▶ [The exercise]: Return the number of lines that include the string "spruce", without any other text.

+-------+

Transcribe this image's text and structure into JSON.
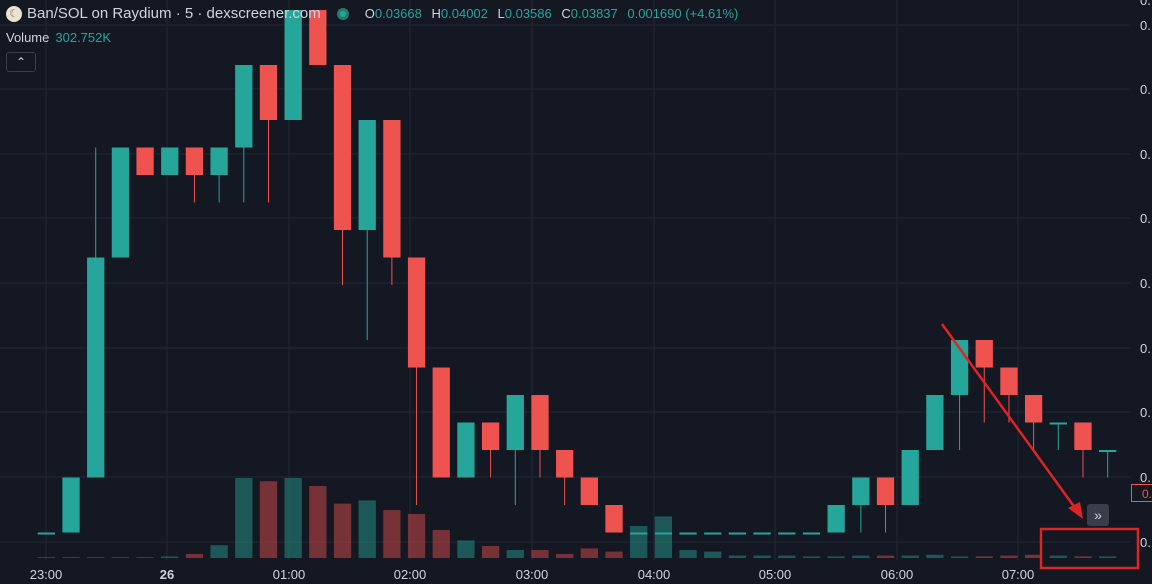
{
  "header": {
    "pair": "Ban/SOL on Raydium · 5 · dexscreener.com",
    "o_label": "O",
    "o_value": "0.03668",
    "h_label": "H",
    "h_value": "0.04002",
    "l_label": "L",
    "l_value": "0.03586",
    "c_label": "C",
    "c_value": "0.03837",
    "change": "0.001690 (+4.61%)"
  },
  "volume": {
    "label": "Volume",
    "value": "302.752K"
  },
  "controls": {
    "collapse_icon": "chevron-up-icon",
    "scroll_icon": "double-chevron-right-icon"
  },
  "price_axis": {
    "labels": [
      "0.",
      "0.",
      "0.",
      "0.",
      "0.",
      "0.",
      "0.",
      "0.",
      "0.",
      "0."
    ],
    "current_price_tag": "0."
  },
  "annotation": {
    "arrow_color": "#e02424",
    "box_color": "#e02424"
  },
  "colors": {
    "up": "#26a69a",
    "down": "#ef5350",
    "background": "#141823",
    "grid": "#232734"
  },
  "chart_data": {
    "type": "candlestick",
    "title": "Ban/SOL on Raydium · 5 · dexscreener.com",
    "x_ticks": [
      "23:00",
      "26",
      "01:00",
      "02:00",
      "03:00",
      "04:00",
      "05:00",
      "06:00",
      "07:00"
    ],
    "interval_minutes": 5,
    "ohlc_series": [
      [
        0.031,
        0.031,
        0.031,
        0.031
      ],
      [
        0.031,
        0.033,
        0.031,
        0.033
      ],
      [
        0.033,
        0.041,
        0.033,
        0.045
      ],
      [
        0.041,
        0.045,
        0.041,
        0.045
      ],
      [
        0.045,
        0.044,
        0.044,
        0.044
      ],
      [
        0.044,
        0.045,
        0.044,
        0.045
      ],
      [
        0.045,
        0.044,
        0.043,
        0.044
      ],
      [
        0.044,
        0.045,
        0.043,
        0.045
      ],
      [
        0.045,
        0.048,
        0.043,
        0.048
      ],
      [
        0.048,
        0.046,
        0.043,
        0.046
      ],
      [
        0.046,
        0.05,
        0.046,
        0.05
      ],
      [
        0.05,
        0.048,
        0.048,
        0.048
      ],
      [
        0.048,
        0.042,
        0.04,
        0.042
      ],
      [
        0.042,
        0.046,
        0.038,
        0.046
      ],
      [
        0.046,
        0.041,
        0.04,
        0.041
      ],
      [
        0.041,
        0.037,
        0.032,
        0.037
      ],
      [
        0.037,
        0.033,
        0.033,
        0.033
      ],
      [
        0.033,
        0.035,
        0.033,
        0.035
      ],
      [
        0.035,
        0.034,
        0.033,
        0.034
      ],
      [
        0.034,
        0.036,
        0.032,
        0.036
      ],
      [
        0.036,
        0.034,
        0.033,
        0.034
      ],
      [
        0.034,
        0.033,
        0.032,
        0.033
      ],
      [
        0.033,
        0.032,
        0.032,
        0.032
      ],
      [
        0.032,
        0.031,
        0.031,
        0.031
      ],
      [
        0.031,
        0.031,
        0.031,
        0.031
      ],
      [
        0.031,
        0.031,
        0.031,
        0.031
      ],
      [
        0.031,
        0.031,
        0.031,
        0.031
      ],
      [
        0.031,
        0.031,
        0.031,
        0.031
      ],
      [
        0.031,
        0.031,
        0.031,
        0.031
      ],
      [
        0.031,
        0.031,
        0.031,
        0.031
      ],
      [
        0.031,
        0.031,
        0.031,
        0.031
      ],
      [
        0.031,
        0.031,
        0.031,
        0.031
      ],
      [
        0.031,
        0.032,
        0.031,
        0.032
      ],
      [
        0.032,
        0.033,
        0.031,
        0.033
      ],
      [
        0.033,
        0.032,
        0.031,
        0.032
      ],
      [
        0.032,
        0.034,
        0.032,
        0.034
      ],
      [
        0.034,
        0.036,
        0.034,
        0.036
      ],
      [
        0.036,
        0.038,
        0.034,
        0.038
      ],
      [
        0.038,
        0.037,
        0.035,
        0.037
      ],
      [
        0.037,
        0.036,
        0.035,
        0.036
      ],
      [
        0.036,
        0.035,
        0.034,
        0.035
      ],
      [
        0.035,
        0.035,
        0.034,
        0.035
      ],
      [
        0.035,
        0.034,
        0.033,
        0.034
      ],
      [
        0.034,
        0.034,
        0.033,
        0.034
      ]
    ],
    "volume_series": [
      1,
      1,
      1,
      1,
      1,
      2,
      5,
      16,
      100,
      96,
      100,
      90,
      68,
      72,
      60,
      55,
      35,
      22,
      15,
      10,
      10,
      5,
      12,
      8,
      40,
      52,
      10,
      8,
      3,
      3,
      3,
      2,
      2,
      3,
      3,
      3,
      4,
      2,
      2,
      3,
      4,
      3,
      2,
      2
    ],
    "y_axis_note": "price labels truncated at right edge"
  }
}
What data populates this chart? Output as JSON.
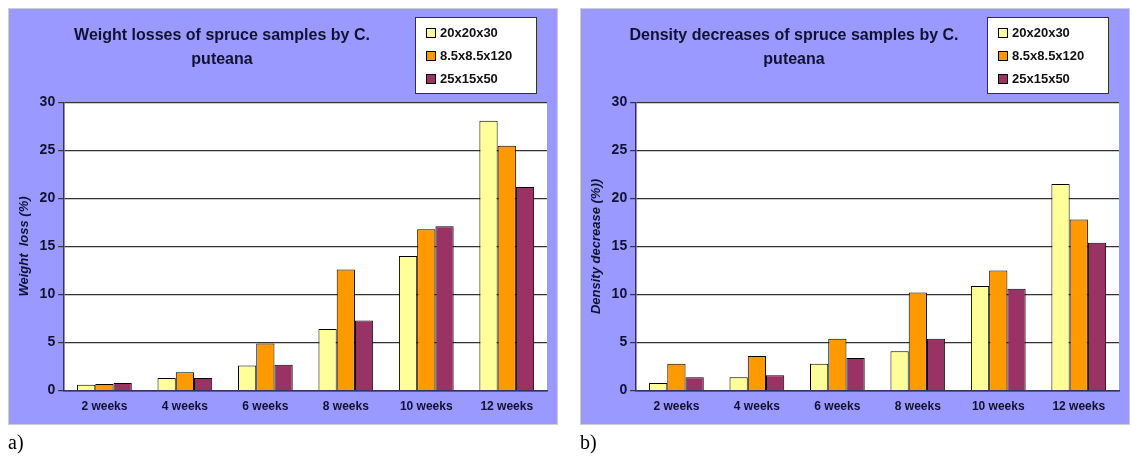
{
  "chart_data": [
    {
      "type": "bar",
      "title": "Weight losses of spruce samples by C. puteana",
      "ylabel": "Weight  loss (%)",
      "categories": [
        "2 weeks",
        "4 weeks",
        "6 weeks",
        "8 weeks",
        "10 weeks",
        "12 weeks"
      ],
      "series": [
        {
          "name": "20x20x30",
          "color": "#ffff99",
          "values": [
            0.6,
            1.3,
            2.6,
            6.4,
            14.0,
            28.1
          ]
        },
        {
          "name": "8.5x8.5x120",
          "color": "#ff9900",
          "values": [
            0.7,
            1.9,
            4.9,
            12.6,
            16.8,
            25.5
          ]
        },
        {
          "name": "25x15x50",
          "color": "#993366",
          "values": [
            0.8,
            1.3,
            2.7,
            7.3,
            17.1,
            21.2
          ]
        }
      ],
      "ylim": [
        0,
        30
      ],
      "yticks": [
        0,
        5,
        10,
        15,
        20,
        25,
        30
      ],
      "grid": "y",
      "legend": "top right",
      "annotations": [
        "a)"
      ]
    },
    {
      "type": "bar",
      "title": "Density decreases of spruce samples by C. puteana",
      "ylabel": "Density decrease (%))",
      "categories": [
        "2 weeks",
        "4 weeks",
        "6 weeks",
        "8 weeks",
        "10 weeks",
        "12 weeks"
      ],
      "series": [
        {
          "name": "20x20x30",
          "color": "#ffff99",
          "values": [
            0.8,
            1.4,
            2.8,
            4.1,
            10.9,
            21.5
          ]
        },
        {
          "name": "8.5x8.5x120",
          "color": "#ff9900",
          "values": [
            2.8,
            3.6,
            5.4,
            10.2,
            12.5,
            17.8
          ]
        },
        {
          "name": "25x15x50",
          "color": "#993366",
          "values": [
            1.4,
            1.6,
            3.4,
            5.4,
            10.6,
            15.4
          ]
        }
      ],
      "ylim": [
        0,
        30
      ],
      "yticks": [
        0,
        5,
        10,
        15,
        20,
        25,
        30
      ],
      "grid": "y",
      "legend": "top right",
      "annotations": [
        "b)"
      ]
    }
  ]
}
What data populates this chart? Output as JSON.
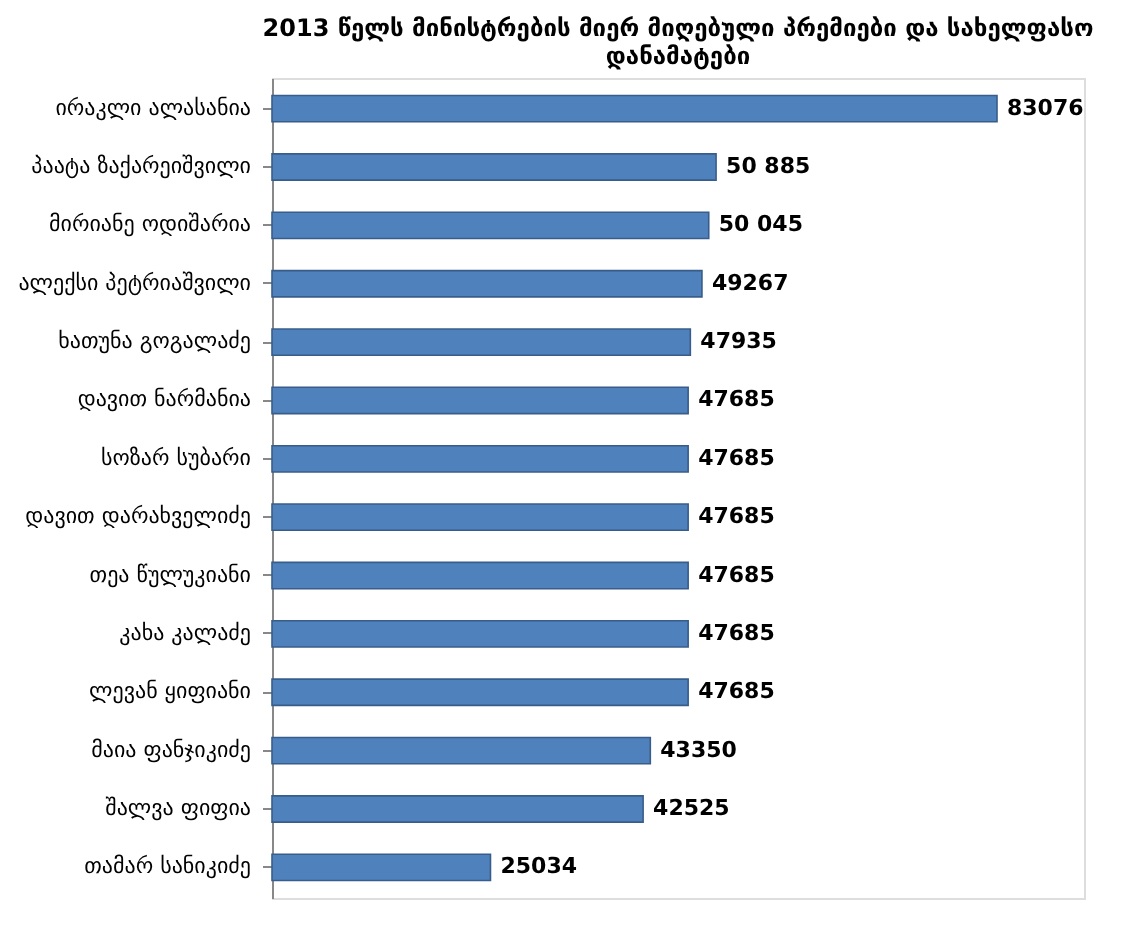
{
  "chart_data": {
    "type": "bar",
    "orientation": "horizontal",
    "title": "2013 წელს მინისტრების მიერ მიღებული პრემიები და სახელფასო დანამატები",
    "categories": [
      "ირაკლი ალასანია",
      "პაატა ზაქარეიშვილი",
      "მირიანე ოდიშარია",
      "ალექსი პეტრიაშვილი",
      "ხათუნა გოგალაძე",
      "დავით ნარმანია",
      "სოზარ სუბარი",
      "დავით დარახველიძე",
      "თეა წულუკიანი",
      "კახა კალაძე",
      "ლევან ყიფიანი",
      "მაია ფანჯიკიძე",
      "შალვა ფიფია",
      "თამარ სანიკიძე"
    ],
    "values": [
      83076,
      50885,
      50045,
      49267,
      47935,
      47685,
      47685,
      47685,
      47685,
      47685,
      47685,
      43350,
      42525,
      25034
    ],
    "value_labels": [
      "83076",
      "50 885",
      "50 045",
      "49267",
      "47935",
      "47685",
      "47685",
      "47685",
      "47685",
      "47685",
      "47685",
      "43350",
      "42525",
      "25034"
    ],
    "color": "#4f81bd",
    "grid": false
  }
}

+-------+

▶ [Complete response]: 2